* **Records supplied**:
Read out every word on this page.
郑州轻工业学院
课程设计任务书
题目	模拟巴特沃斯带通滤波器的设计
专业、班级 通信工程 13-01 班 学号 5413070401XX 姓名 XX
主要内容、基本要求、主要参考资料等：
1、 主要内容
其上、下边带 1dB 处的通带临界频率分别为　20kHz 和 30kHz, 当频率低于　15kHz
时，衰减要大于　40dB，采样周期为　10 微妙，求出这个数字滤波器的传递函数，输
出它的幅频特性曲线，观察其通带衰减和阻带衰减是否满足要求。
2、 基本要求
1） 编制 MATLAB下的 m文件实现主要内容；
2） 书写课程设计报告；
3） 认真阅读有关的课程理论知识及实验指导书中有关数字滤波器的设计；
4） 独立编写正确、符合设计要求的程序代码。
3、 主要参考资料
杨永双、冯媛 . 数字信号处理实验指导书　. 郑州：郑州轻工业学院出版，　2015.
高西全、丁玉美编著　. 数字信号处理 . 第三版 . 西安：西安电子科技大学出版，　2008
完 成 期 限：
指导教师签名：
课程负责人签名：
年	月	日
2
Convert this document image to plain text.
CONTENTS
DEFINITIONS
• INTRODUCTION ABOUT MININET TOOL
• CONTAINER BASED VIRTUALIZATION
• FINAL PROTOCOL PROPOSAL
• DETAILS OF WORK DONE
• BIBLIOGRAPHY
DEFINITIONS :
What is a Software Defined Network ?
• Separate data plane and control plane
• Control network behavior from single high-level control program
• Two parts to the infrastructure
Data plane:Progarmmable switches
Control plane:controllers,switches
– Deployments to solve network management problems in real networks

* **Objective**: Output all of the data above without any alteration.

* **Complete response**:
Read out every word on this page.
郑州轻工业学院
课程设计任务书
题目	模拟巴特沃斯带通滤波器的设计
专业、班级 通信工程 13-01 班 学号 5413070401XX 姓名 XX
主要内容、基本要求、主要参考资料等：
1、 主要内容
其上、下边带 1dB 处的通带临界频率分别为　20kHz 和 30kHz, 当频率低于　15kHz
时，衰减要大于　40dB，采样周期为　10 微妙，求出这个数字滤波器的传递函数，输
出它的幅频特性曲线，观察其通带衰减和阻带衰减是否满足要求。
2、 基本要求
1） 编制 MATLAB下的 m文件实现主要内容；
2） 书写课程设计报告；
3） 认真阅读有关的课程理论知识及实验指导书中有关数字滤波器的设计；
4） 独立编写正确、符合设计要求的程序代码。
3、 主要参考资料
杨永双、冯媛 . 数字信号处理实验指导书　. 郑州：郑州轻工业学院出版，　2015.
高西全、丁玉美编著　. 数字信号处理 . 第三版 . 西安：西安电子科技大学出版，　2008
完 成 期 限：
指导教师签名：
课程负责人签名：
年	月	日
2
Convert this document image to plain text.
CONTENTS
DEFINITIONS
• INTRODUCTION ABOUT MININET TOOL
• CONTAINER BASED VIRTUALIZATION
• FINAL PROTOCOL PROPOSAL
• DETAILS OF WORK DONE
• BIBLIOGRAPHY
DEFINITIONS :
What is a Software Defined Network ?
• Separate data plane and control plane
• Control network behavior from single high-level control program
• Two parts to the infrastructure
Data plane:Progarmmable switches
Control plane:controllers,switches
– Deployments to solve network management problems in real networks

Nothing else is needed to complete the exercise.